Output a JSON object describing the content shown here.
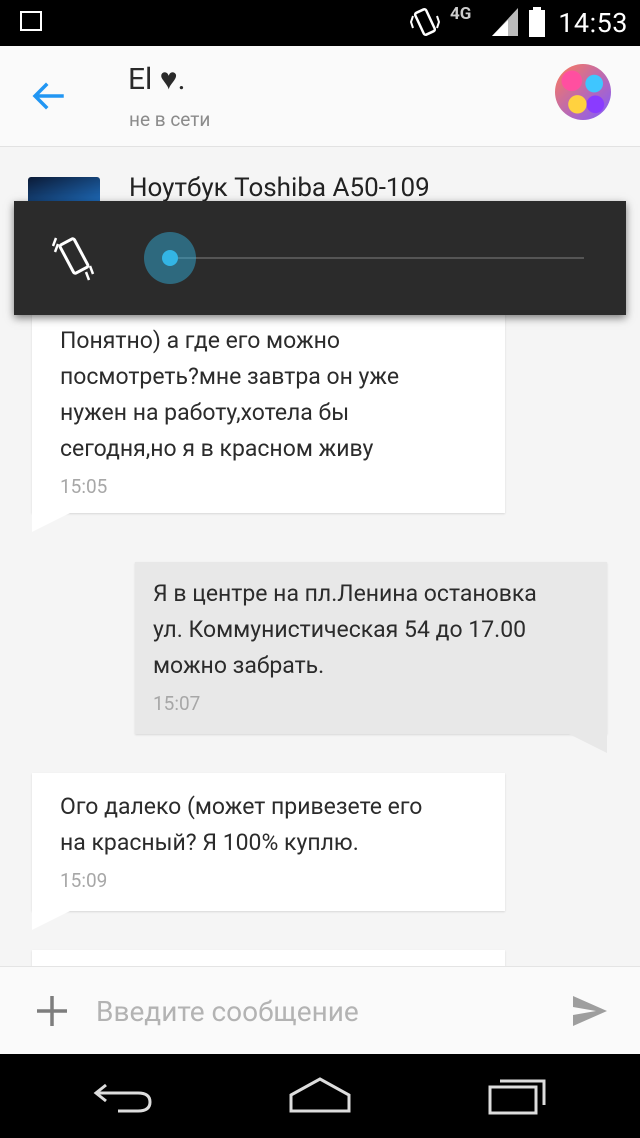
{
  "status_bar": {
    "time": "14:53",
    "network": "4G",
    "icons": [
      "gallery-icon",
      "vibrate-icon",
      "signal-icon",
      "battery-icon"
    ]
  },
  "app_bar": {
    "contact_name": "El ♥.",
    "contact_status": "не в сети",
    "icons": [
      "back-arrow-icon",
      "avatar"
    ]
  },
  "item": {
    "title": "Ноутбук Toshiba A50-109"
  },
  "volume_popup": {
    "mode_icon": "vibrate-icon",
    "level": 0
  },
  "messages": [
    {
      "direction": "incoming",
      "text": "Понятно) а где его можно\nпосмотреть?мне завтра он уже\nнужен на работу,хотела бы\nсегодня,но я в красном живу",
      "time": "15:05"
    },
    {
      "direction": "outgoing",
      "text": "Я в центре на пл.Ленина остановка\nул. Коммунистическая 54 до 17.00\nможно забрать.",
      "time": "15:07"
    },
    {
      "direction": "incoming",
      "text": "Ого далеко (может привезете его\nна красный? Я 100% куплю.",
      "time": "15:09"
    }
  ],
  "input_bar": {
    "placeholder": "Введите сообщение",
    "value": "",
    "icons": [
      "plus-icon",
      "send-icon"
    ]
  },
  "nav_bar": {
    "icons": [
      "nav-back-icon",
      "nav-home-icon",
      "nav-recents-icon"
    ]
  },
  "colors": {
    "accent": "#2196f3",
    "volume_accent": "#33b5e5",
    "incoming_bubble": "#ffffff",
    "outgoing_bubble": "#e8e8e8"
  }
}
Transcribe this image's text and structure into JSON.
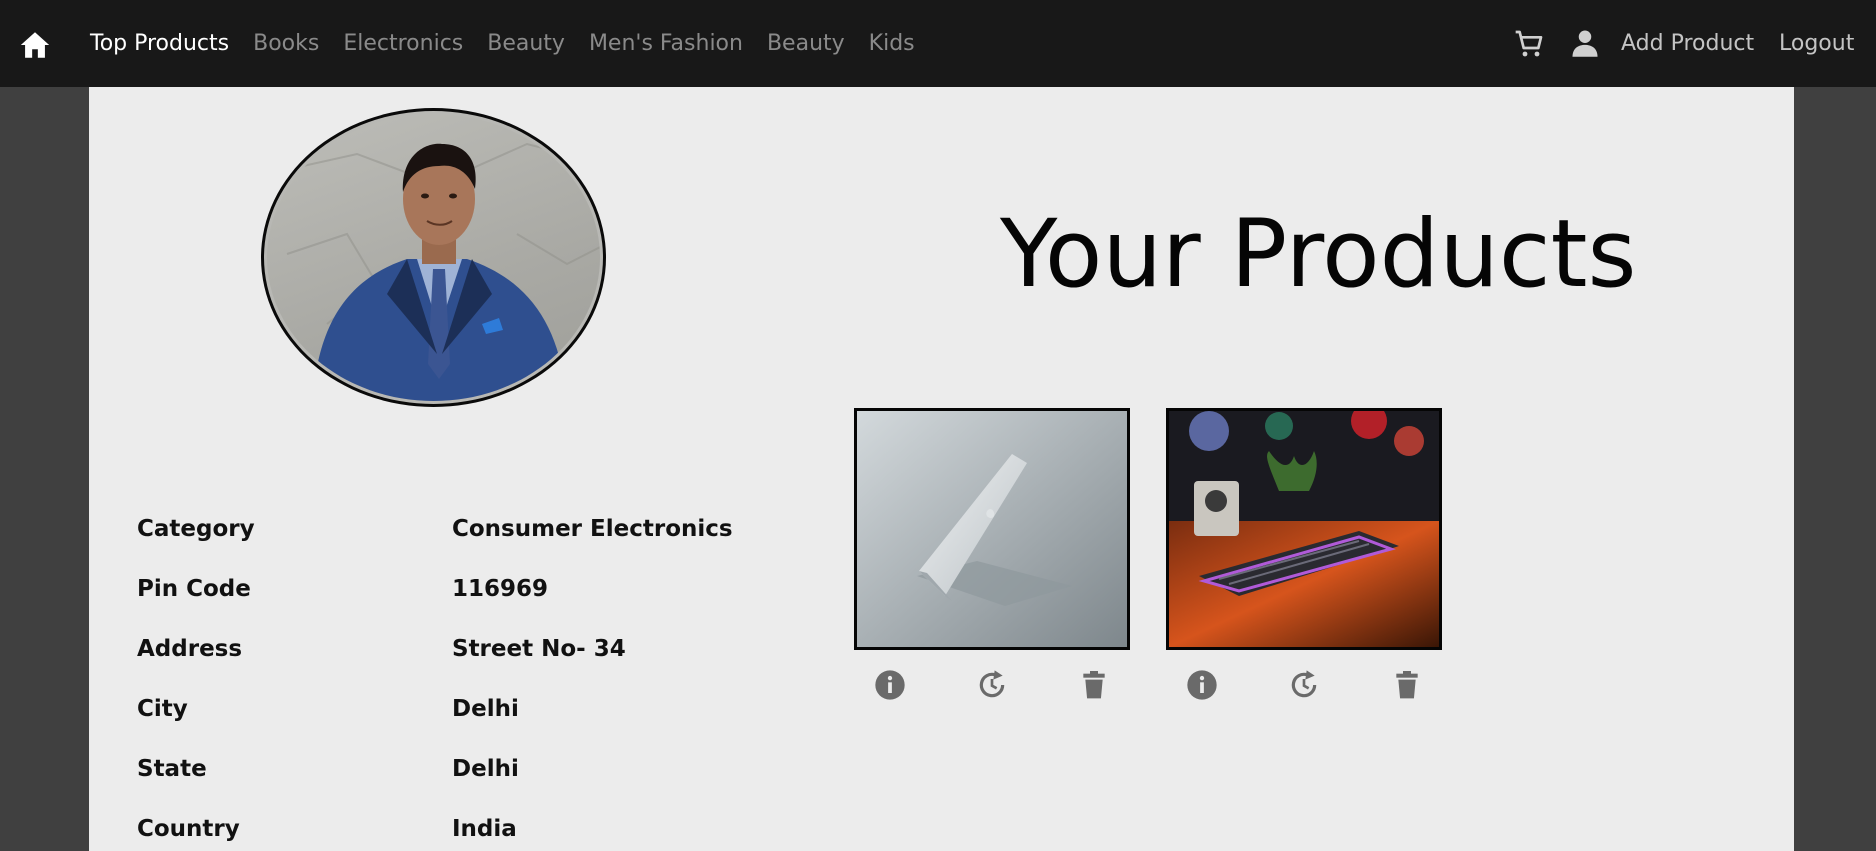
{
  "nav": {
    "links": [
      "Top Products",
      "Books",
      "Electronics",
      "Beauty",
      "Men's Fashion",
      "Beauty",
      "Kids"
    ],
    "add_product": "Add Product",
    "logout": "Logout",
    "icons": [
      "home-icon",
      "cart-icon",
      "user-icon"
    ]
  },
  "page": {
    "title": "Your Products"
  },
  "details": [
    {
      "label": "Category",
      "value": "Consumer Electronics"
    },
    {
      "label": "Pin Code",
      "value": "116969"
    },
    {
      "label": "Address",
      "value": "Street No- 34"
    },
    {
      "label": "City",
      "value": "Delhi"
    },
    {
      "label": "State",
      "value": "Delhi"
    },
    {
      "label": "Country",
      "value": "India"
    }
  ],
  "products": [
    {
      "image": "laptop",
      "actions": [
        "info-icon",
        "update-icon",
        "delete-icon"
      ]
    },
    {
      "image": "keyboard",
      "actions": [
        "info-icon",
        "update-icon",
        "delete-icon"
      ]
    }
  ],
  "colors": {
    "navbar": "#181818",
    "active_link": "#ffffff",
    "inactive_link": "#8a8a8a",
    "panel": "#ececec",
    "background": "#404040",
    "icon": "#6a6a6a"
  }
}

*-*-*

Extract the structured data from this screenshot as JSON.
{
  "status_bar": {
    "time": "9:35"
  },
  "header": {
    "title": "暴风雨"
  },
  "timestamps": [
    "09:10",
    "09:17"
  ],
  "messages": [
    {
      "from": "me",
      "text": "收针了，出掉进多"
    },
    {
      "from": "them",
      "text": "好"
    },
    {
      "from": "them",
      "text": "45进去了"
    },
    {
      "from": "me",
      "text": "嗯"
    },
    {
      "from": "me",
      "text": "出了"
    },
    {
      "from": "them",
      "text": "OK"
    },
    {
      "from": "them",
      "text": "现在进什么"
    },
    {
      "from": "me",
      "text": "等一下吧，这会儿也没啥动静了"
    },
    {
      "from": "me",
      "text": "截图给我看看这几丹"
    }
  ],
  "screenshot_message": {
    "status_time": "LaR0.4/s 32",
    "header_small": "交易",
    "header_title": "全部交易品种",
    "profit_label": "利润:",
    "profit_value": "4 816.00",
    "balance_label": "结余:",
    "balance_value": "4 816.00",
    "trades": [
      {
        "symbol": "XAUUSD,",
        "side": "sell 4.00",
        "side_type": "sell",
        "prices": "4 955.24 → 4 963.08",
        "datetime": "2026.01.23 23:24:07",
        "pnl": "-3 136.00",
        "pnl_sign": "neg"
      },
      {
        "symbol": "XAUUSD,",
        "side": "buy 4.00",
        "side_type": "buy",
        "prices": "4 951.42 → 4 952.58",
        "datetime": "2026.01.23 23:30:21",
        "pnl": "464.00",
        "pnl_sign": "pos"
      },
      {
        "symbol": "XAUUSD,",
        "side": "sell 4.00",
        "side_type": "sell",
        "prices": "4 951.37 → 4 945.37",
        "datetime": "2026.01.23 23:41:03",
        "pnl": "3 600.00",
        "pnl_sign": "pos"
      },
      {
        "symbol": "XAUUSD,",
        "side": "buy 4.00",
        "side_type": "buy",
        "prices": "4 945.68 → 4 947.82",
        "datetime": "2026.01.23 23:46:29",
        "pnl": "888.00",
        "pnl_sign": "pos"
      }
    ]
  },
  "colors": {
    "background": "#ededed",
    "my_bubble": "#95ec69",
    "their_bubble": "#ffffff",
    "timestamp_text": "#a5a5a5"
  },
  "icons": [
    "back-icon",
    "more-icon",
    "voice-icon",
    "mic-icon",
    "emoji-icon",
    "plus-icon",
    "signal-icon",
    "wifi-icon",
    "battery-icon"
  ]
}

*-*-*

→ TASK BRIEF
Find the count of lines in the data above where the string "ffffff" occurs. Provide that number alone.

→ FULL ANSWER
3